Begin THE DATA

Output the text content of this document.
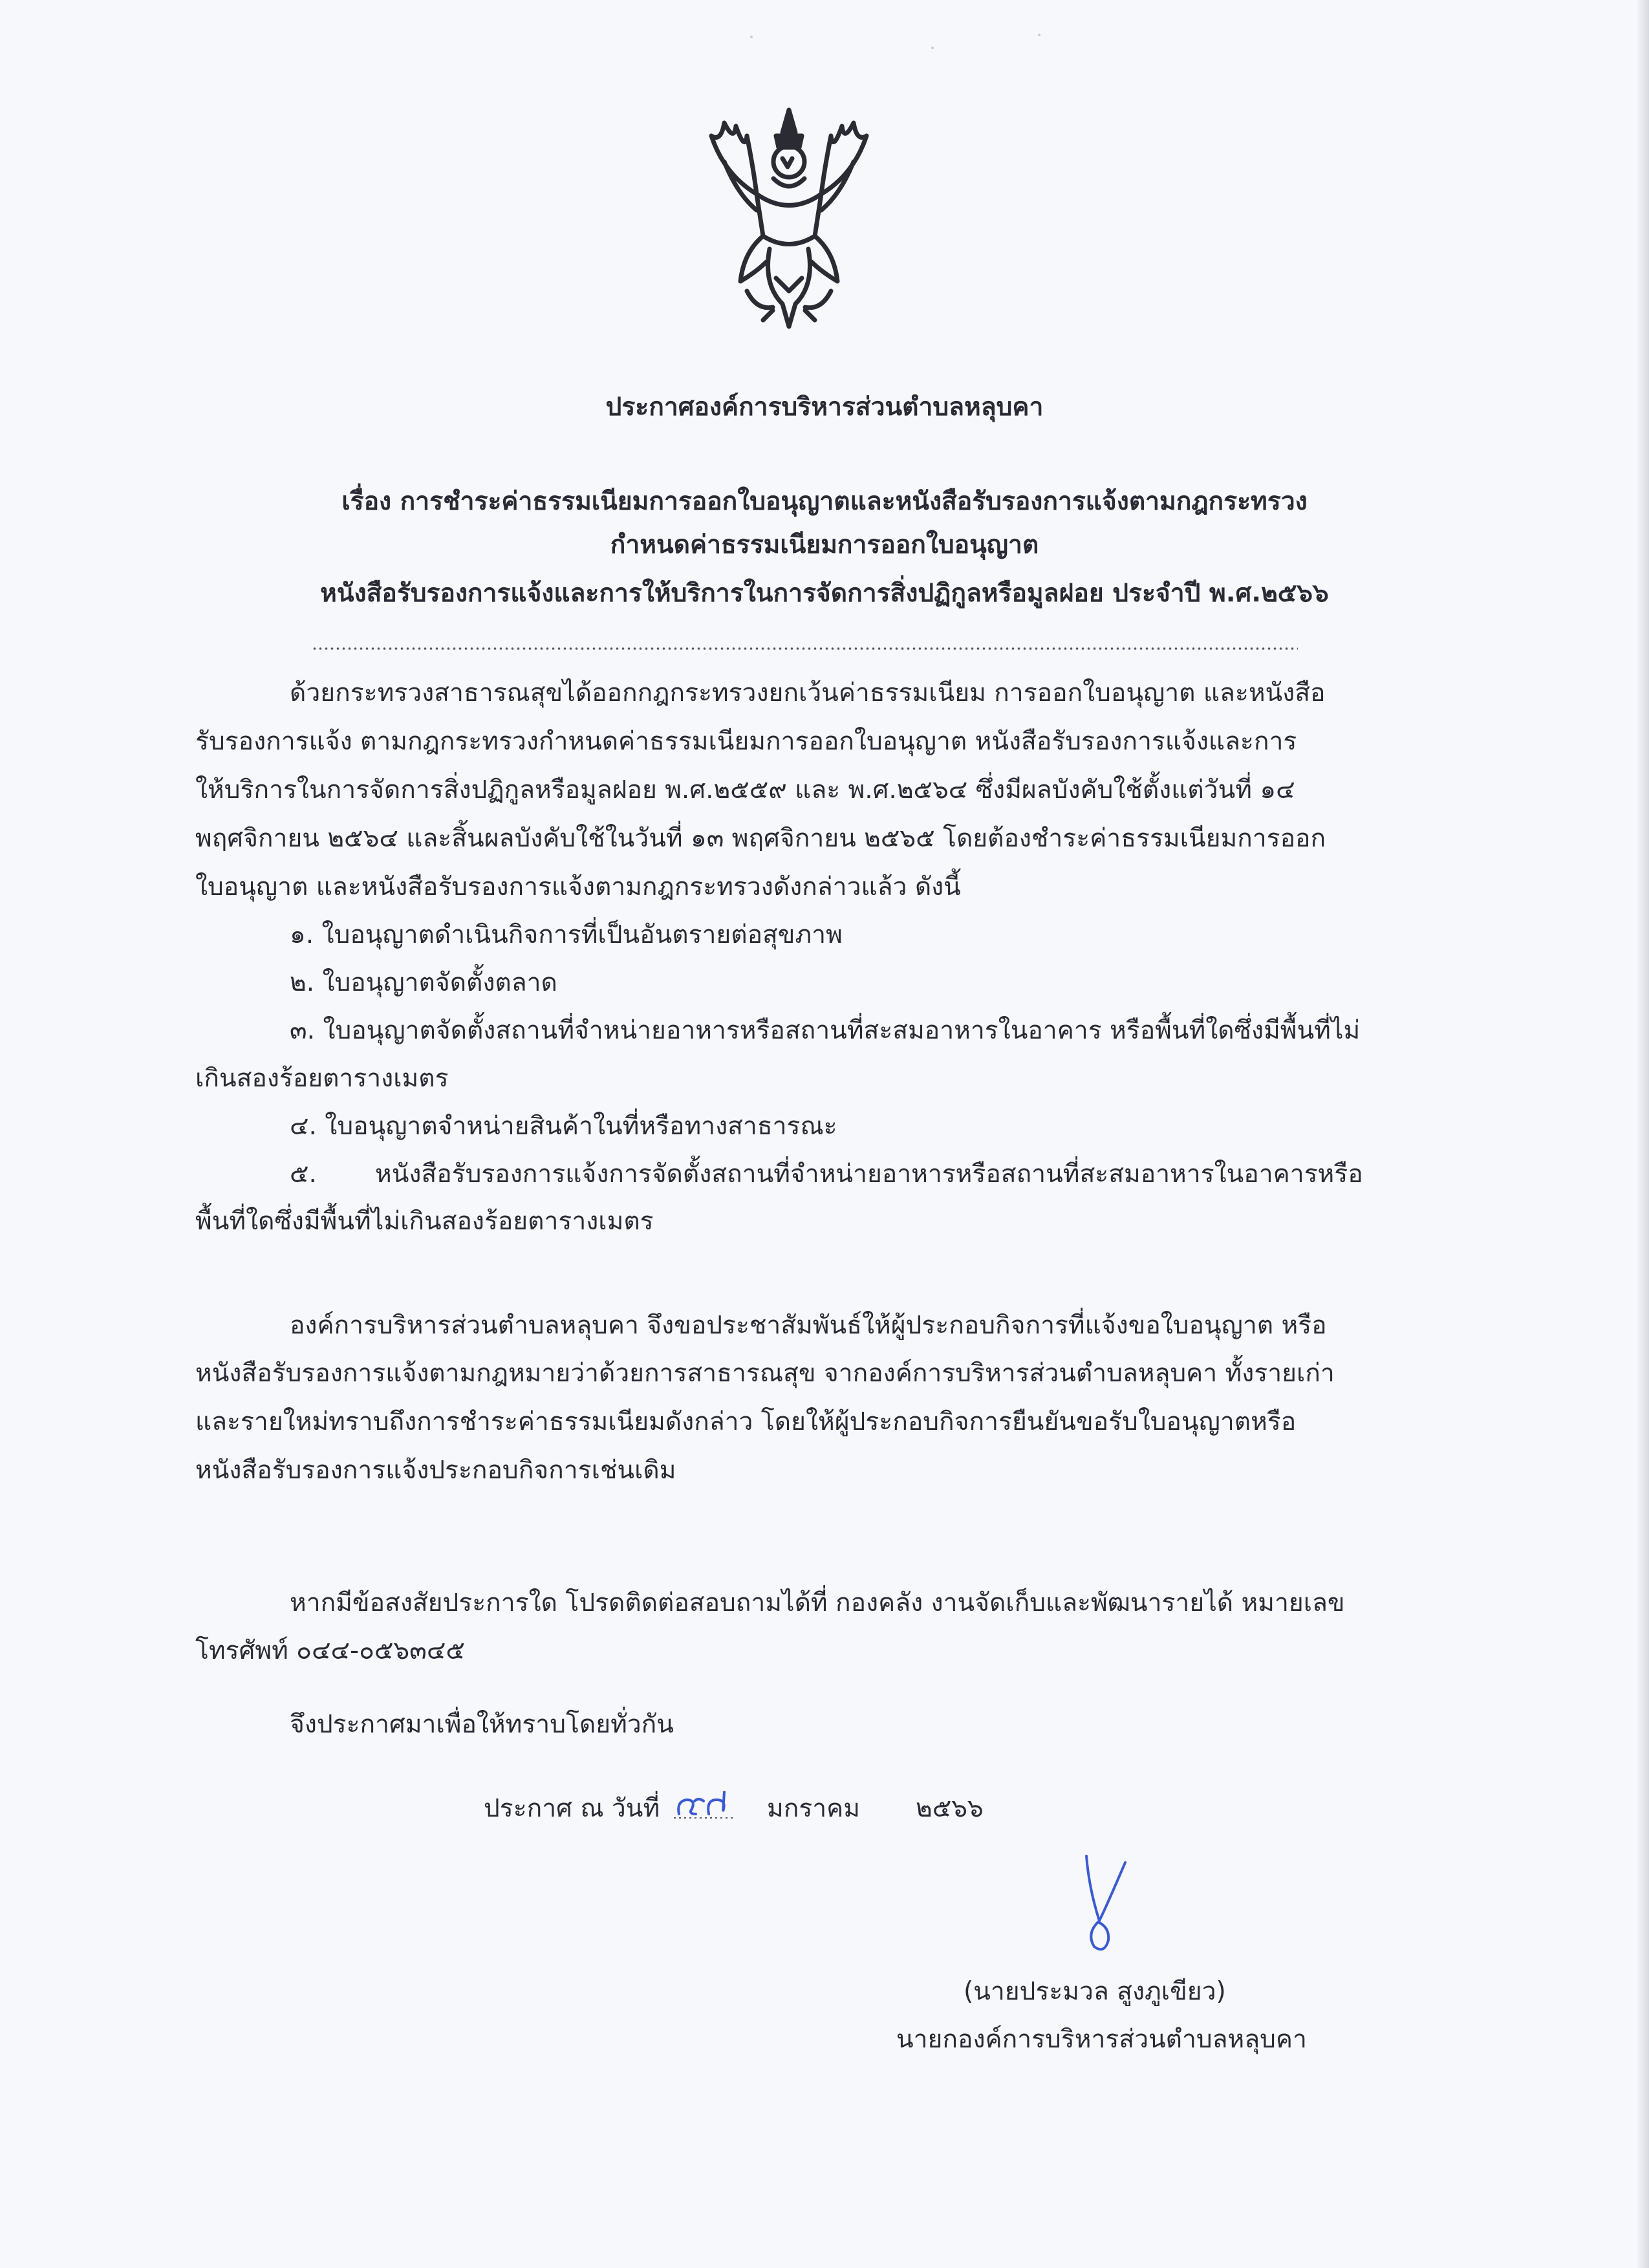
ประกาศองค์การบริหารส่วนตำบลหลุบคา
เรื่อง การชำระค่าธรรมเนียมการออกใบอนุญาตและหนังสือรับรองการแจ้งตามกฎกระทรวง
กำหนดค่าธรรมเนียมการออกใบอนุญาต
หนังสือรับรองการแจ้งและการให้บริการในการจัดการสิ่งปฏิกูลหรือมูลฝอย ประจำปี พ.ศ.๒๕๖๖
ด้วยกระทรวงสาธารณสุขได้ออกกฎกระทรวงยกเว้นค่าธรรมเนียม การออกใบอนุญาต และหนังสือ
รับรองการแจ้ง ตามกฎกระทรวงกำหนดค่าธรรมเนียมการออกใบอนุญาต หนังสือรับรองการแจ้งและการ
ให้บริการในการจัดการสิ่งปฏิกูลหรือมูลฝอย พ.ศ.๒๕๕๙ และ พ.ศ.๒๕๖๔ ซึ่งมีผลบังคับใช้ตั้งแต่วันที่ ๑๔
พฤศจิกายน ๒๕๖๔ และสิ้นผลบังคับใช้ในวันที่ ๑๓ พฤศจิกายน ๒๕๖๕ โดยต้องชำระค่าธรรมเนียมการออก
ใบอนุญาต และหนังสือรับรองการแจ้งตามกฎกระทรวงดังกล่าวแล้ว ดังนี้
๑. ใบอนุญาตดำเนินกิจการที่เป็นอันตรายต่อสุขภาพ
๒. ใบอนุญาตจัดตั้งตลาด
๓. ใบอนุญาตจัดตั้งสถานที่จำหน่ายอาหารหรือสถานที่สะสมอาหารในอาคาร หรือพื้นที่ใดซึ่งมีพื้นที่ไม่
เกินสองร้อยตารางเมตร
๔. ใบอนุญาตจำหน่ายสินค้าในที่หรือทางสาธารณะ
๕. หนังสือรับรองการแจ้งการจัดตั้งสถานที่จำหน่ายอาหารหรือสถานที่สะสมอาหารในอาคารหรือ
พื้นที่ใดซึ่งมีพื้นที่ไม่เกินสองร้อยตารางเมตร
องค์การบริหารส่วนตำบลหลุบคา จึงขอประชาสัมพันธ์ให้ผู้ประกอบกิจการที่แจ้งขอใบอนุญาต หรือ
หนังสือรับรองการแจ้งตามกฎหมายว่าด้วยการสาธารณสุข จากองค์การบริหารส่วนตำบลหลุบคา ทั้งรายเก่า
และรายใหม่ทราบถึงการชำระค่าธรรมเนียมดังกล่าว โดยให้ผู้ประกอบกิจการยืนยันขอรับใบอนุญาตหรือ
หนังสือรับรองการแจ้งประกอบกิจการเช่นเดิม
หากมีข้อสงสัยประการใด โปรดติดต่อสอบถามได้ที่ กองคลัง งานจัดเก็บและพัฒนารายได้ หมายเลข
โทรศัพท์ ๐๔๔-๐๕๖๓๔๕
จึงประกาศมาเพื่อให้ทราบโดยทั่วกัน
ประกาศ ณ วันที่	มกราคม ๒๕๖๖
(นายประมวล สูงภูเขียว)
นายกองค์การบริหารส่วนตำบลหลุบคา
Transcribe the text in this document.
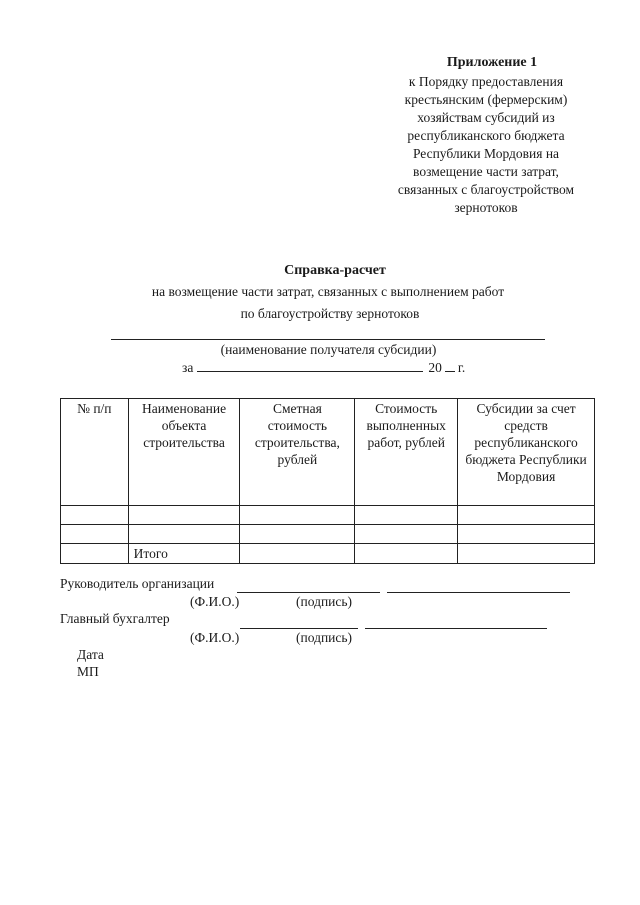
Приложение 1
к Порядку предоставления
крестьянским (фермерским)
хозяйствам субсидий из
республиканского бюджета
Республики Мордовия на
возмещение части затрат,
связанных с благоустройством
зернотоков
Справка-расчет
на возмещение части затрат, связанных с выполнением работ
по благоустройству зернотоков
(наименование получателя субсидии)
за	20 г.
№ п/п	Наименование объекта строительства	Сметная стоимость строительства, рублей	Стоимость выполненных работ, рублей	Субсидии за счет средств республиканского бюджета Республики Мордовия

	Итого			
Руководитель организации
(Ф.И.О.)	(подпись)
Главный бухгалтер
(Ф.И.О.)	(подпись)
Дата
МП
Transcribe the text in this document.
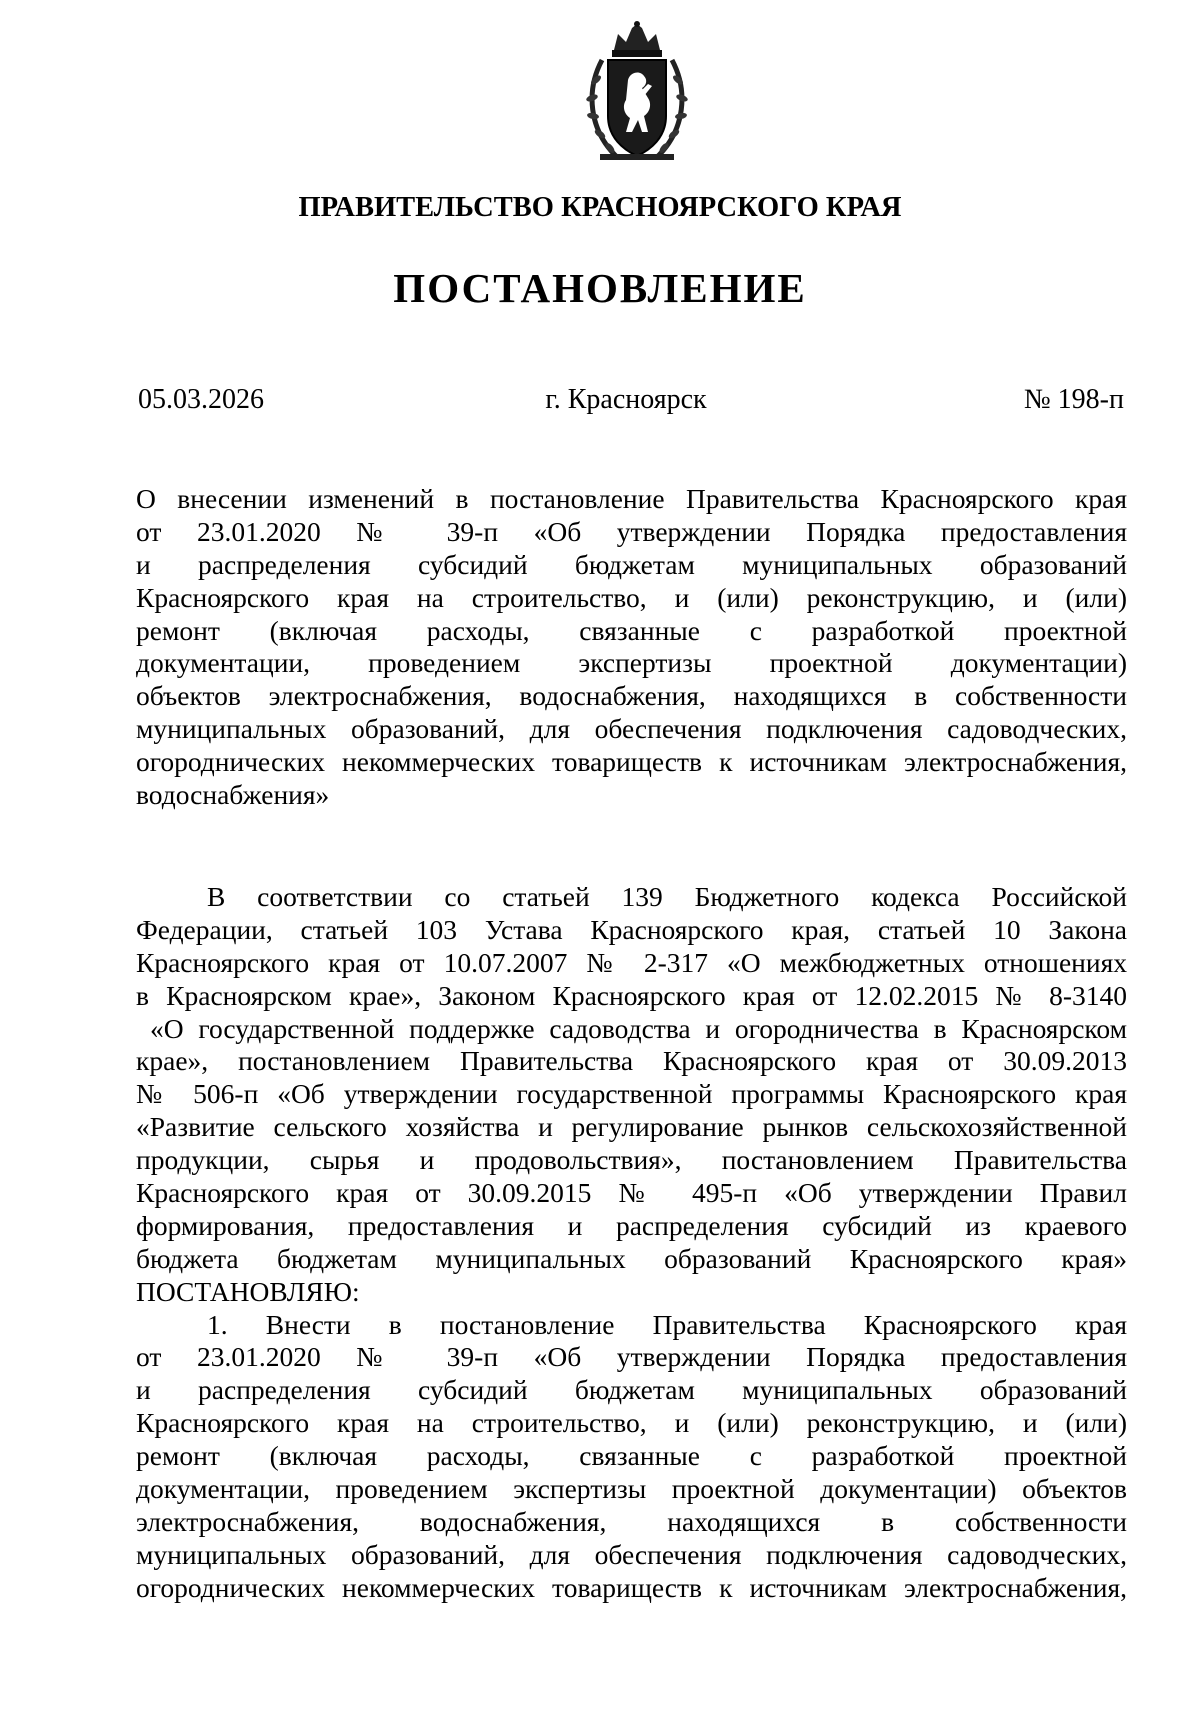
ПРАВИТЕЛЬСТВО КРАСНОЯРСКОГО КРАЯ
ПОСТАНОВЛЕНИЕ
05.03.2026	г. Красноярск	№ 198-п
О внесении изменений в постановление Правительства Красноярского края
от 23.01.2020 № 39-п «Об утверждении Порядка предоставления
и распределения субсидий бюджетам муниципальных образований
Красноярского края на строительство, и (или) реконструкцию, и (или)
ремонт (включая расходы, связанные с разработкой проектной
документации, проведением экспертизы проектной документации)
объектов электроснабжения, водоснабжения, находящихся в собственности
муниципальных образований, для обеспечения подключения садоводческих,
огороднических некоммерческих товариществ к источникам электроснабжения,
водоснабжения»
В соответствии со статьей 139 Бюджетного кодекса Российской
Федерации, статьей 103 Устава Красноярского края, статьей 10 Закона
Красноярского края от 10.07.2007 № 2-317 «О межбюджетных отношениях
в Красноярском крае», Законом Красноярского края от 12.02.2015 № 8-3140
«О государственной поддержке садоводства и огородничества в Красноярском
крае», постановлением Правительства Красноярского края от 30.09.2013
№ 506-п «Об утверждении государственной программы Красноярского края
«Развитие сельского хозяйства и регулирование рынков сельскохозяйственной
продукции, сырья и продовольствия», постановлением Правительства
Красноярского края от 30.09.2015 № 495-п «Об утверждении Правил
формирования, предоставления и распределения субсидий из краевого
бюджета бюджетам муниципальных образований Красноярского края»
ПОСТАНОВЛЯЮ:
1. Внести в постановление Правительства Красноярского края
от 23.01.2020 № 39-п «Об утверждении Порядка предоставления
и распределения субсидий бюджетам муниципальных образований
Красноярского края на строительство, и (или) реконструкцию, и (или)
ремонт (включая расходы, связанные с разработкой проектной
документации, проведением экспертизы проектной документации) объектов
электроснабжения, водоснабжения, находящихся в собственности
муниципальных образований, для обеспечения подключения садоводческих,
огороднических некоммерческих товариществ к источникам электроснабжения,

End THE DATA

> _PROBLEM DETAILS_: Look through the material above. Copy each line where the word "วนตำบลหล" appears.

> _ANSWER TO THE TASK_:
ประกาศองค์การบริหารส่วนตำบลหลุบคา
องค์การบริหารส่วนตำบลหลุบคา จึงขอประชาสัมพันธ์ให้ผู้ประกอบกิจการที่แจ้งขอใบอนุญาต หรือ
หนังสือรับรองการแจ้งตามกฎหมายว่าด้วยการสาธารณสุข จากองค์การบริหารส่วนตำบลหลุบคา ทั้งรายเก่า
นายกองค์การบริหารส่วนตำบลหลุบคา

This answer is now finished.